* Start *

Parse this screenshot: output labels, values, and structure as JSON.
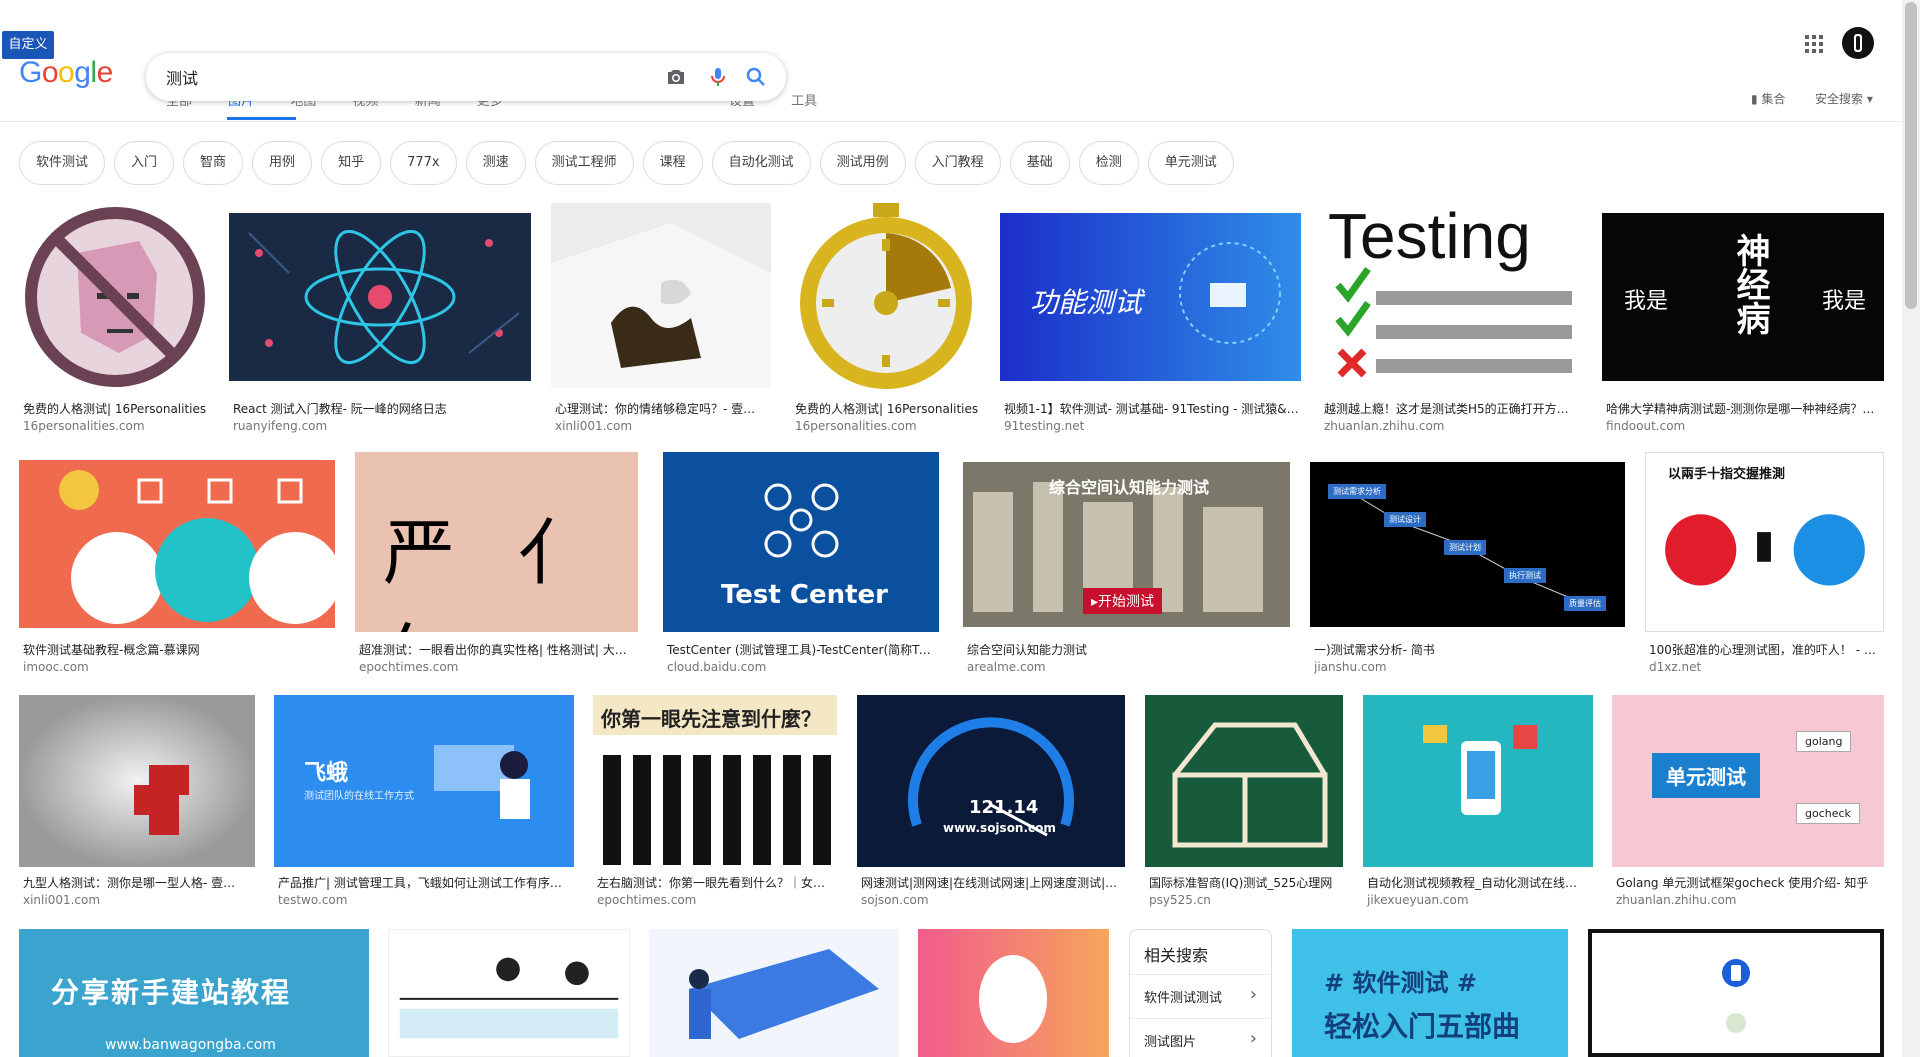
{
  "header": {
    "custom_badge": "自定义",
    "logo": [
      "G",
      "o",
      "o",
      "g",
      "l",
      "e"
    ],
    "search_value": "测试",
    "tabs_peek": [
      "全部",
      "图片",
      "地图",
      "视频",
      "新闻",
      "更多",
      "设置",
      "工具"
    ],
    "collect_label": "集合",
    "safe_search_label": "安全搜索 ▾",
    "colors": {
      "blue": "#4285F4",
      "red": "#EA4335",
      "yellow": "#FBBC05",
      "green": "#34A853",
      "tab_active": "#1a73e8"
    }
  },
  "chips": [
    "软件测试",
    "入门",
    "智商",
    "用例",
    "知乎",
    "777x",
    "测速",
    "测试工程师",
    "课程",
    "自动化测试",
    "测试用例",
    "入门教程",
    "基础",
    "检测",
    "单元测试"
  ],
  "results": [
    {
      "caption": "免费的人格测试| 16Personalities",
      "source": "16personalities.com"
    },
    {
      "caption": "React 测试入门教程- 阮一峰的网络日志",
      "source": "ruanyifeng.com"
    },
    {
      "caption": "心理测试：你的情绪够稳定吗？- 壹…",
      "source": "xinli001.com"
    },
    {
      "caption": "免费的人格测试| 16Personalities",
      "source": "16personalities.com"
    },
    {
      "caption": "视频1-1】软件测试- 测试基础- 91Testing - 测试猿&…",
      "source": "91testing.net"
    },
    {
      "caption": "越测越上瘾！这才是测试类H5的正确打开方…",
      "source": "zhuanlan.zhihu.com"
    },
    {
      "caption": "哈佛大学精神病测试题-测测你是哪一种神经病？…",
      "source": "findoout.com"
    },
    {
      "caption": "软件测试基础教程-概念篇-慕课网",
      "source": "imooc.com"
    },
    {
      "caption": "超准测试：一眼看出你的真实性格| 性格测试| 大…",
      "source": "epochtimes.com"
    },
    {
      "caption": "TestCenter (测试管理工具)-TestCenter(简称TC)…",
      "source": "cloud.baidu.com"
    },
    {
      "caption": "综合空间认知能力测试",
      "source": "arealme.com"
    },
    {
      "caption": "一)测试需求分析- 简书",
      "source": "jianshu.com"
    },
    {
      "caption": "100张超准的心理测试图，准的吓人！ - …",
      "source": "d1xz.net"
    },
    {
      "caption": "九型人格测试：测你是哪一型人格- 壹…",
      "source": "xinli001.com"
    },
    {
      "caption": "产品推广| 测试管理工具，飞蛾如何让测试工作有序…",
      "source": "testwo.com"
    },
    {
      "caption": "左右脑测试：你第一眼先看到什么？｜女…",
      "source": "epochtimes.com"
    },
    {
      "caption": "网速测试|测网速|在线测试网速|上网速度测试|…",
      "source": "sojson.com"
    },
    {
      "caption": "国际标准智商(IQ)测试_525心理网",
      "source": "psy525.cn"
    },
    {
      "caption": "自动化测试视频教程_自动化测试在线…",
      "source": "jikexueyuan.com"
    },
    {
      "caption": "Golang 单元测试框架gocheck 使用介绍- 知乎",
      "source": "zhuanlan.zhihu.com"
    }
  ],
  "image_text": {
    "r1_5": "功能测试",
    "r1_6": "Testing",
    "r1_7_left": "我是",
    "r1_7_mid": "神经病",
    "r1_7_right": "我是",
    "r2_8": "严 亻乍",
    "r2_10_title": "Test Center",
    "r2_11_title": "综合空间认知能力测试",
    "r2_11_btn": "▸开始测试",
    "r2_12_n1": "测试需求分析",
    "r2_12_n2": "测试设计",
    "r2_12_n3": "测试计划",
    "r2_12_n4": "执行测试",
    "r2_12_n5": "质量评估",
    "r2_13_title": "以兩手十指交握推測",
    "r3_15": "飞蛾",
    "r3_15_sub": "测试团队的在线工作方式",
    "r3_16": "你第一眼先注意到什麼？",
    "r3_17_speed": "121.14",
    "r3_17_site": "www.sojson.com",
    "r3_20_main": "单元测试",
    "r3_20_a": "golang",
    "r3_20_b": "gocheck",
    "r4_1": "分享新手建站教程",
    "r4_1_url": "www.banwagongba.com",
    "r4_7a": "# 软件测试 #",
    "r4_7b": "轻松入门五部曲"
  },
  "related": {
    "title": "相关搜索",
    "items": [
      "软件测试测试",
      "测试图片"
    ]
  }
}
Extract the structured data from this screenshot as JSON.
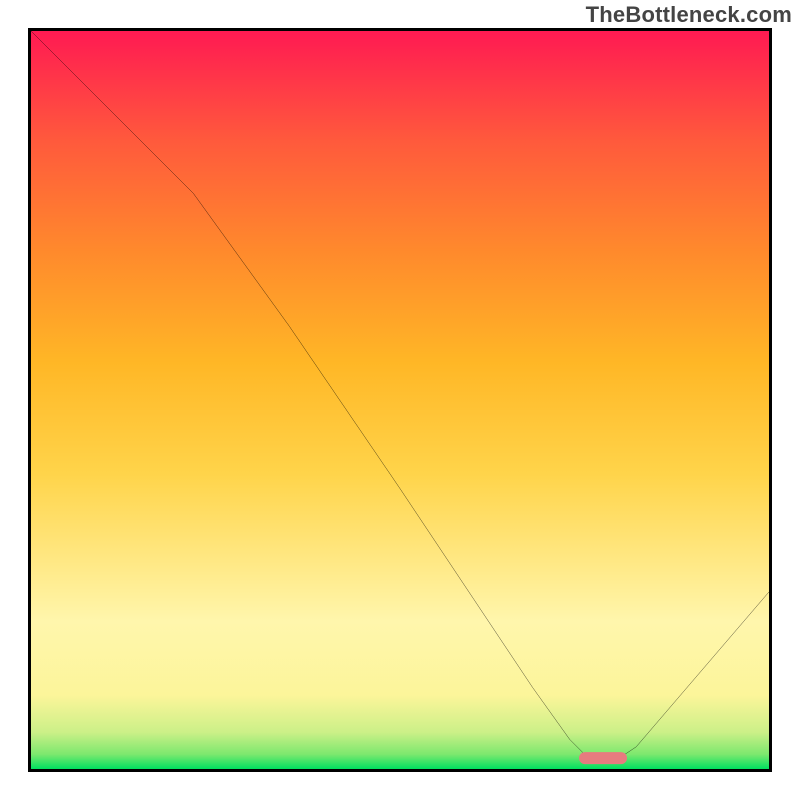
{
  "watermark": "TheBottleneck.com",
  "chart_data": {
    "type": "line",
    "title": "",
    "xlabel": "",
    "ylabel": "",
    "xlim": [
      0,
      100
    ],
    "ylim": [
      0,
      100
    ],
    "grid": false,
    "legend": false,
    "background_gradient": {
      "stops": [
        {
          "pos": 0.0,
          "color": "#00e060"
        },
        {
          "pos": 0.02,
          "color": "#7de86e"
        },
        {
          "pos": 0.05,
          "color": "#ccf088"
        },
        {
          "pos": 0.1,
          "color": "#fcf59a"
        },
        {
          "pos": 0.2,
          "color": "#fff6ac"
        },
        {
          "pos": 0.4,
          "color": "#ffd44a"
        },
        {
          "pos": 0.55,
          "color": "#ffb726"
        },
        {
          "pos": 0.7,
          "color": "#ff8a2c"
        },
        {
          "pos": 0.85,
          "color": "#ff5a3c"
        },
        {
          "pos": 1.0,
          "color": "#ff1a52"
        }
      ]
    },
    "series": [
      {
        "name": "bottleneck-curve",
        "color": "#000000",
        "x": [
          0,
          5,
          12,
          22,
          35,
          50,
          60,
          68,
          73,
          76,
          79,
          82,
          100
        ],
        "y": [
          100,
          95,
          88,
          78,
          60,
          38,
          23,
          11,
          4,
          1,
          1,
          3,
          24
        ]
      }
    ],
    "marker": {
      "name": "optimal-range",
      "color": "#e77b7f",
      "x_center": 77.5,
      "y_center": 1.5,
      "x_width": 6.5,
      "y_height": 1.6
    }
  }
}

* End *

Pick out the lines above containing the word "screenshot", then copy them.

Parse this screenshot: output labels, values, and structure as JSON.
Extract the structured data from this screenshot as JSON.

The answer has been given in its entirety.